Each line below should be retyped exactly, with no pictures.

[Figure dataset records]
--------

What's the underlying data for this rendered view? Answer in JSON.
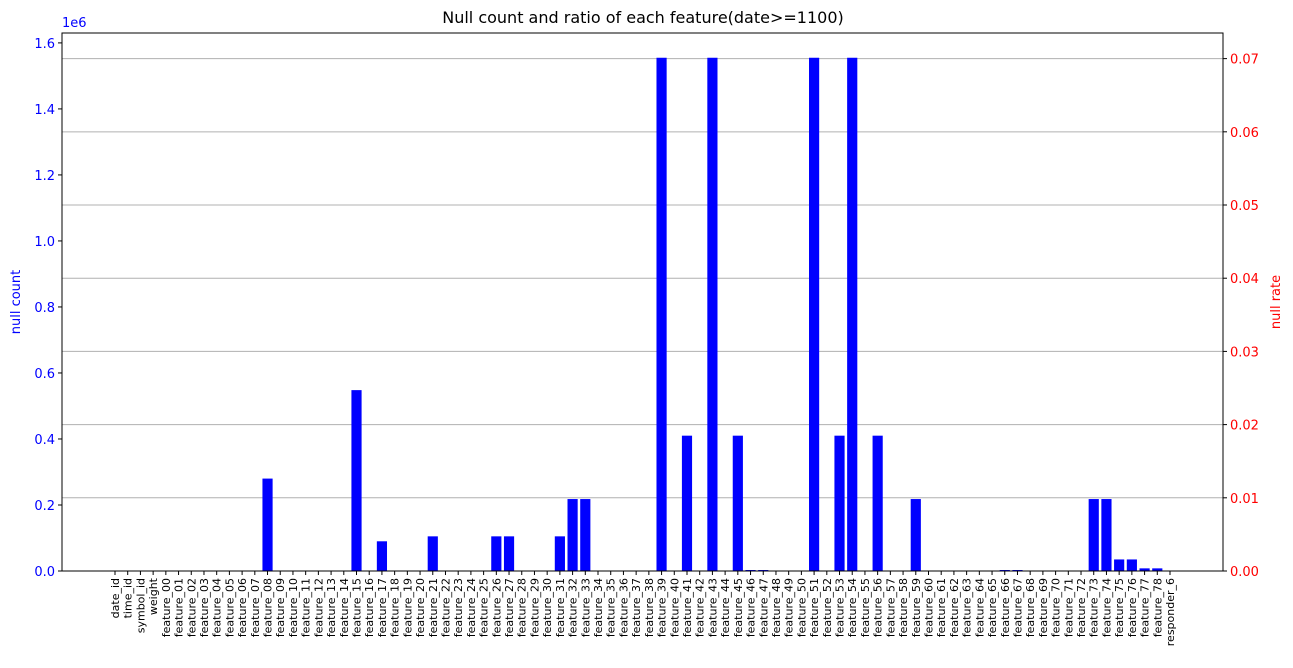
{
  "chart_data": {
    "type": "bar",
    "title": "Null count and ratio of each feature(date>=1100)",
    "ylabel": "null count",
    "y2label": "null rate",
    "offset_text": "1e6",
    "ylim": [
      0,
      1.63
    ],
    "y2lim": [
      0,
      0.0735
    ],
    "yticks": [
      "0.0",
      "0.2",
      "0.4",
      "0.6",
      "0.8",
      "1.0",
      "1.2",
      "1.4",
      "1.6"
    ],
    "y2ticks": [
      "0.00",
      "0.01",
      "0.02",
      "0.03",
      "0.04",
      "0.05",
      "0.06",
      "0.07"
    ],
    "grid": "horizontal lines at right-axis ticks",
    "colors": {
      "bars": "#0000ff",
      "left_axis": "#0000ff",
      "right_axis": "#ff0000"
    },
    "categories": [
      "date_id",
      "time_id",
      "symbol_id",
      "weight",
      "feature_00",
      "feature_01",
      "feature_02",
      "feature_03",
      "feature_04",
      "feature_05",
      "feature_06",
      "feature_07",
      "feature_08",
      "feature_09",
      "feature_10",
      "feature_11",
      "feature_12",
      "feature_13",
      "feature_14",
      "feature_15",
      "feature_16",
      "feature_17",
      "feature_18",
      "feature_19",
      "feature_20",
      "feature_21",
      "feature_22",
      "feature_23",
      "feature_24",
      "feature_25",
      "feature_26",
      "feature_27",
      "feature_28",
      "feature_29",
      "feature_30",
      "feature_31",
      "feature_32",
      "feature_33",
      "feature_34",
      "feature_35",
      "feature_36",
      "feature_37",
      "feature_38",
      "feature_39",
      "feature_40",
      "feature_41",
      "feature_42",
      "feature_43",
      "feature_44",
      "feature_45",
      "feature_46",
      "feature_47",
      "feature_48",
      "feature_49",
      "feature_50",
      "feature_51",
      "feature_52",
      "feature_53",
      "feature_54",
      "feature_55",
      "feature_56",
      "feature_57",
      "feature_58",
      "feature_59",
      "feature_60",
      "feature_61",
      "feature_62",
      "feature_63",
      "feature_64",
      "feature_65",
      "feature_66",
      "feature_67",
      "feature_68",
      "feature_69",
      "feature_70",
      "feature_71",
      "feature_72",
      "feature_73",
      "feature_74",
      "feature_75",
      "feature_76",
      "feature_77",
      "feature_78",
      "responder_6"
    ],
    "values": [
      0,
      0,
      0,
      0,
      0,
      0,
      0,
      0,
      0,
      0,
      0,
      0,
      0.28,
      0,
      0,
      0,
      0,
      0,
      0,
      0.548,
      0,
      0.09,
      0,
      0,
      0,
      0.105,
      0,
      0,
      0,
      0,
      0.105,
      0.105,
      0,
      0,
      0,
      0.105,
      0.218,
      0.218,
      0,
      0,
      0,
      0,
      0,
      1.555,
      0,
      0.41,
      0,
      1.555,
      0,
      0.41,
      0.003,
      0.003,
      0,
      0,
      0,
      1.555,
      0,
      0.41,
      1.555,
      0,
      0.41,
      0,
      0,
      0.218,
      0,
      0,
      0,
      0,
      0,
      0,
      0.003,
      0.003,
      0,
      0,
      0,
      0,
      0,
      0.218,
      0.218,
      0.035,
      0.035,
      0.008,
      0.008,
      0
    ],
    "value_unit_multiplier": 1000000
  }
}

--------

__Expected answer__
What's the underlying data for this rendered view? Answer in JSON.
{
  "chart_data": {
    "type": "bar",
    "title": "Null count and ratio of each feature(date>=1100)",
    "ylabel": "null count",
    "y2label": "null rate",
    "offset_text": "1e6",
    "ylim": [
      0,
      1.63
    ],
    "y2lim": [
      0,
      0.0735
    ],
    "yticks": [
      "0.0",
      "0.2",
      "0.4",
      "0.6",
      "0.8",
      "1.0",
      "1.2",
      "1.4",
      "1.6"
    ],
    "y2ticks": [
      "0.00",
      "0.01",
      "0.02",
      "0.03",
      "0.04",
      "0.05",
      "0.06",
      "0.07"
    ],
    "grid": "horizontal lines at right-axis ticks",
    "colors": {
      "bars": "#0000ff",
      "left_axis": "#0000ff",
      "right_axis": "#ff0000"
    },
    "categories": [
      "date_id",
      "time_id",
      "symbol_id",
      "weight",
      "feature_00",
      "feature_01",
      "feature_02",
      "feature_03",
      "feature_04",
      "feature_05",
      "feature_06",
      "feature_07",
      "feature_08",
      "feature_09",
      "feature_10",
      "feature_11",
      "feature_12",
      "feature_13",
      "feature_14",
      "feature_15",
      "feature_16",
      "feature_17",
      "feature_18",
      "feature_19",
      "feature_20",
      "feature_21",
      "feature_22",
      "feature_23",
      "feature_24",
      "feature_25",
      "feature_26",
      "feature_27",
      "feature_28",
      "feature_29",
      "feature_30",
      "feature_31",
      "feature_32",
      "feature_33",
      "feature_34",
      "feature_35",
      "feature_36",
      "feature_37",
      "feature_38",
      "feature_39",
      "feature_40",
      "feature_41",
      "feature_42",
      "feature_43",
      "feature_44",
      "feature_45",
      "feature_46",
      "feature_47",
      "feature_48",
      "feature_49",
      "feature_50",
      "feature_51",
      "feature_52",
      "feature_53",
      "feature_54",
      "feature_55",
      "feature_56",
      "feature_57",
      "feature_58",
      "feature_59",
      "feature_60",
      "feature_61",
      "feature_62",
      "feature_63",
      "feature_64",
      "feature_65",
      "feature_66",
      "feature_67",
      "feature_68",
      "feature_69",
      "feature_70",
      "feature_71",
      "feature_72",
      "feature_73",
      "feature_74",
      "feature_75",
      "feature_76",
      "feature_77",
      "feature_78",
      "responder_6"
    ],
    "values": [
      0,
      0,
      0,
      0,
      0,
      0,
      0,
      0,
      0,
      0,
      0,
      0,
      0.28,
      0,
      0,
      0,
      0,
      0,
      0,
      0.548,
      0,
      0.09,
      0,
      0,
      0,
      0.105,
      0,
      0,
      0,
      0,
      0.105,
      0.105,
      0,
      0,
      0,
      0.105,
      0.218,
      0.218,
      0,
      0,
      0,
      0,
      0,
      1.555,
      0,
      0.41,
      0,
      1.555,
      0,
      0.41,
      0.003,
      0.003,
      0,
      0,
      0,
      1.555,
      0,
      0.41,
      1.555,
      0,
      0.41,
      0,
      0,
      0.218,
      0,
      0,
      0,
      0,
      0,
      0,
      0.003,
      0.003,
      0,
      0,
      0,
      0,
      0,
      0.218,
      0.218,
      0.035,
      0.035,
      0.008,
      0.008,
      0
    ],
    "value_unit_multiplier": 1000000
  }
}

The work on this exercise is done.